* Given task *
Only a number is wanted: how many lines of the entries include the string "sencillos"?

* Dataset items *
#####

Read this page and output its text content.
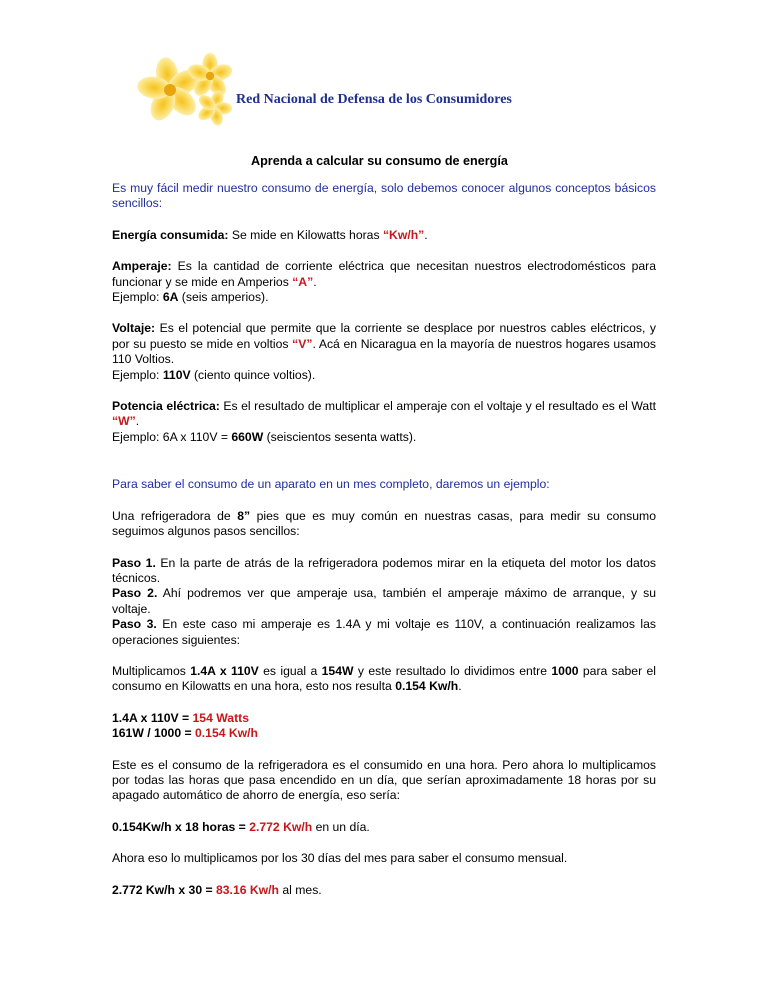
Red Nacional de Defensa de los Consumidores
Aprenda a calcular su consumo de energía

Es muy fácil medir nuestro consumo de energía, solo debemos conocer algunos conceptos básicos sencillos:

Energía consumida: Se mide en Kilowatts horas “Kw/h”.

Amperaje: Es la cantidad de corriente eléctrica que necesitan nuestros electrodomésticos para funcionar y se mide en Amperios “A”.
Ejemplo: 6A (seis amperios).

Voltaje: Es el potencial que permite que la corriente se desplace por nuestros cables eléctricos, y por su puesto se mide en voltios “V”. Acá en Nicaragua en la mayoría de nuestros hogares usamos 110 Voltios.
Ejemplo: 110V (ciento quince voltios).

Potencia eléctrica: Es el resultado de multiplicar el amperaje con el voltaje y el resultado es el Watt “W”.
Ejemplo: 6A x 110V = 660W (seiscientos sesenta watts).

Para saber el consumo de un aparato en un mes completo, daremos un ejemplo:

Una refrigeradora de 8” pies que es muy común en nuestras casas, para medir su consumo seguimos algunos pasos sencillos:

Paso 1. En la parte de atrás de la refrigeradora podemos mirar en la etiqueta del motor los datos técnicos.
Paso 2. Ahí podremos ver que amperaje usa, también el amperaje máximo de arranque, y su voltaje.
Paso 3. En este caso mi amperaje es 1.4A y mi voltaje es 110V, a continuación realizamos las operaciones siguientes:

Multiplicamos 1.4A x 110V es igual a 154W y este resultado lo dividimos entre 1000 para saber el consumo en Kilowatts en una hora, esto nos resulta 0.154 Kw/h.

1.4A x 110V = 154 Watts
161W / 1000 = 0.154 Kw/h

Este es el consumo de la refrigeradora es el consumido en una hora. Pero ahora lo multiplicamos por todas las horas que pasa encendido en un día, que serían aproximadamente 18 horas por su apagado automático de ahorro de energía, eso sería:

0.154Kw/h x 18 horas = 2.772 Kw/h en un día.

Ahora eso lo multiplicamos por los 30 días del mes para saber el consumo mensual.

2.772 Kw/h x 30 = 83.16 Kw/h al mes.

#####

* Finished answer *
2